### WHAT IS ASKED
Gather all lines in the data that hold the string "this".

━━━━━━━━

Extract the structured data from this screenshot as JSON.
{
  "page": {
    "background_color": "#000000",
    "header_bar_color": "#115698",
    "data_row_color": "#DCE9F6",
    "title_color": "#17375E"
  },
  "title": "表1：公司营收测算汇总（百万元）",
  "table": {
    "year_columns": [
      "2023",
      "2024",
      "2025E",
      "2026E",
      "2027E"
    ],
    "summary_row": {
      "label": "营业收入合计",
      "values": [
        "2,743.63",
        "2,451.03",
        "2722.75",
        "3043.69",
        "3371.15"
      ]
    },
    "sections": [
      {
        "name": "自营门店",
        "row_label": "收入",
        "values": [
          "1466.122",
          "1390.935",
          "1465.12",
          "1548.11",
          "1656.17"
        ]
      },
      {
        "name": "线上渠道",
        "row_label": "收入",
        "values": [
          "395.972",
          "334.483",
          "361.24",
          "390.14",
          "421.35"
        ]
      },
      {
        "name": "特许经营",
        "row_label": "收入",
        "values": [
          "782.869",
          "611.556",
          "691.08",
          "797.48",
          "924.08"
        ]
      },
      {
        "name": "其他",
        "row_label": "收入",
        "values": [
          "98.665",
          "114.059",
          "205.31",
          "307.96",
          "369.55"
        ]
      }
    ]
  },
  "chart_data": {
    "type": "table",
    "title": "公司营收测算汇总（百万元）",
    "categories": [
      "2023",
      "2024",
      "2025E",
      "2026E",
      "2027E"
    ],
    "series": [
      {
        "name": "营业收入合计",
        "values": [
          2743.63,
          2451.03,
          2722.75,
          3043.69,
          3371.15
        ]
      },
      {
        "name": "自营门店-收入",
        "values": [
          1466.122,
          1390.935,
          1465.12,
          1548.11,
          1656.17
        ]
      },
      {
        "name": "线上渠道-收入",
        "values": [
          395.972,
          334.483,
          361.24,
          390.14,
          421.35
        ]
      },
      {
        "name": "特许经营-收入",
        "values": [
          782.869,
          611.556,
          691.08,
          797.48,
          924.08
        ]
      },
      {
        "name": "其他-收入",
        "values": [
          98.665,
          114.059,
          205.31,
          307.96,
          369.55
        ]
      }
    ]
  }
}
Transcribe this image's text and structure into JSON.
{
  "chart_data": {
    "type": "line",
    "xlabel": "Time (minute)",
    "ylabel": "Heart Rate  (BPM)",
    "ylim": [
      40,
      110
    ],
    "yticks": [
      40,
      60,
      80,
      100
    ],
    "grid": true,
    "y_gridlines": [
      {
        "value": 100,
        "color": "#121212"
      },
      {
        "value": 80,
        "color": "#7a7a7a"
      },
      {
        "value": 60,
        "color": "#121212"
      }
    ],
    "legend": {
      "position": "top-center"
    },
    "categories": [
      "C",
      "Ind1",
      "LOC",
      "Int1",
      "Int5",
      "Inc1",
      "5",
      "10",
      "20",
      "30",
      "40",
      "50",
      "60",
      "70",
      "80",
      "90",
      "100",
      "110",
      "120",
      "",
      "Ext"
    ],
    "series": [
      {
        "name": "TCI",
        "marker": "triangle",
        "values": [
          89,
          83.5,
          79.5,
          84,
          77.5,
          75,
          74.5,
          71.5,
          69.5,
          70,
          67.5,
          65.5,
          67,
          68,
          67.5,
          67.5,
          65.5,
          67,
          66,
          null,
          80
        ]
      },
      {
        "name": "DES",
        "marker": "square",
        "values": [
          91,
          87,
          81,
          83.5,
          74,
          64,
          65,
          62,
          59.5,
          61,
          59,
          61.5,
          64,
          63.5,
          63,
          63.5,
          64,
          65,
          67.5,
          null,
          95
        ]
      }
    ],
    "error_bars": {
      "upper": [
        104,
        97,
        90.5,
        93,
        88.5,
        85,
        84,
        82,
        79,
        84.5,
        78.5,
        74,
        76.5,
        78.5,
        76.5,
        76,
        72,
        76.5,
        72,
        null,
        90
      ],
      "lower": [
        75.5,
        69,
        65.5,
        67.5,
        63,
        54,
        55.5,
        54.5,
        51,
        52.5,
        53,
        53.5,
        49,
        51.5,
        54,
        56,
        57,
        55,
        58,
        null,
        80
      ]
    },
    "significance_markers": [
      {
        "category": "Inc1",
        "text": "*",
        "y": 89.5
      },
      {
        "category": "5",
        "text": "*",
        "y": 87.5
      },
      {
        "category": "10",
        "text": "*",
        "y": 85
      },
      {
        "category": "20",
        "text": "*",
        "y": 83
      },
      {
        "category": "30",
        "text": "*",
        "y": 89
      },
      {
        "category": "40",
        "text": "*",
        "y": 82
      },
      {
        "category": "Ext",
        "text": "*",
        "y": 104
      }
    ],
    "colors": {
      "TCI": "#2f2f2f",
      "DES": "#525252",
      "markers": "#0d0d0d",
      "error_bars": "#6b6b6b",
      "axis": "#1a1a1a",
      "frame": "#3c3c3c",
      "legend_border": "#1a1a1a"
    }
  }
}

━━━━━━━━

### EXERCISE ANSWER
Extract the structured data from this screenshot as JSON.
Transcribe this image's text and structure into JSON.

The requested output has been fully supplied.